=== Figure content listings ===
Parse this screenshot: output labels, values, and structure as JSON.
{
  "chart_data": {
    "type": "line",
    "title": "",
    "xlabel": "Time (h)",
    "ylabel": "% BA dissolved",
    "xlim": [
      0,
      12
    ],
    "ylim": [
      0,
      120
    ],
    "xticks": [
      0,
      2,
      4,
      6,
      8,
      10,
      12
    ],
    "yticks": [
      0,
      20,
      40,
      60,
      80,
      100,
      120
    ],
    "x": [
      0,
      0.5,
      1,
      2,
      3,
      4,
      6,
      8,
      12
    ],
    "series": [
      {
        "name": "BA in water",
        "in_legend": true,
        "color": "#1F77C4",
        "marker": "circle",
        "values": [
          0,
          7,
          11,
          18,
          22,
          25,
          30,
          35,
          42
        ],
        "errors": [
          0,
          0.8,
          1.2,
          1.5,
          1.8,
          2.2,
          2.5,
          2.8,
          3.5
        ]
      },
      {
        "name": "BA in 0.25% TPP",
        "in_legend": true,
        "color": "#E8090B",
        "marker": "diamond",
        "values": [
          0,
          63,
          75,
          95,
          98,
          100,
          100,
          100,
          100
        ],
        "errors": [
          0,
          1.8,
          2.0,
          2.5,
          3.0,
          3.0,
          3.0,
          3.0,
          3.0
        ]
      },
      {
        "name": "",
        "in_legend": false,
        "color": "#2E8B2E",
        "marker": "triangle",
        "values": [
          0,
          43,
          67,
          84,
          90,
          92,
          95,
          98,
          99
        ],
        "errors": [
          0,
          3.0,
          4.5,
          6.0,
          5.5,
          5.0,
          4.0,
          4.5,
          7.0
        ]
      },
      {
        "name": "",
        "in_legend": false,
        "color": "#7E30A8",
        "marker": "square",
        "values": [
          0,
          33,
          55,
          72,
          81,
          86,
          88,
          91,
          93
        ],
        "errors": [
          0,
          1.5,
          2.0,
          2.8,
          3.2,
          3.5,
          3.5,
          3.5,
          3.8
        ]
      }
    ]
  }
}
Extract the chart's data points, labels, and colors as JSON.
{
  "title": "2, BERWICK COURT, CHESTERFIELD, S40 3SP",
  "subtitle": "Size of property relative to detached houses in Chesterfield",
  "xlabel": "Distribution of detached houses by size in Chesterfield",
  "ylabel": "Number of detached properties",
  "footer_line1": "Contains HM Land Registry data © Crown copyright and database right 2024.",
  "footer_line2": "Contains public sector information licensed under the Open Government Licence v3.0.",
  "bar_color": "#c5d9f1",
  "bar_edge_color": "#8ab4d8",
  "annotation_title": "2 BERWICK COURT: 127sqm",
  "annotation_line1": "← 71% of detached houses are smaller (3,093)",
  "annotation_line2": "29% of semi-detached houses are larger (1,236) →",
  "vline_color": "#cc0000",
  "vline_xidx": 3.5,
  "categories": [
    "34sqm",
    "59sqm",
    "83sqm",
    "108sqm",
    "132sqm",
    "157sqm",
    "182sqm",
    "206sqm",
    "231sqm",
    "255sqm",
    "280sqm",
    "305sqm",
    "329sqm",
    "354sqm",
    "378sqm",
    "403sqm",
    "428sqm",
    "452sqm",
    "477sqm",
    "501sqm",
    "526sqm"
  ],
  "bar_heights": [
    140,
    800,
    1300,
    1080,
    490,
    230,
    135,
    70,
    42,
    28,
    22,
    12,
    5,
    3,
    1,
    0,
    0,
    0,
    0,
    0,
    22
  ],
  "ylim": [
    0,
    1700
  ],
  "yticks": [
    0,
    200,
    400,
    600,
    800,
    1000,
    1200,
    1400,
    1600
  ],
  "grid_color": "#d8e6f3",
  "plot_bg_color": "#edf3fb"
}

=== Task prompt ===
Give the number of lines above that hold the word "ylabel", and nothing more.

=== Answer ===
2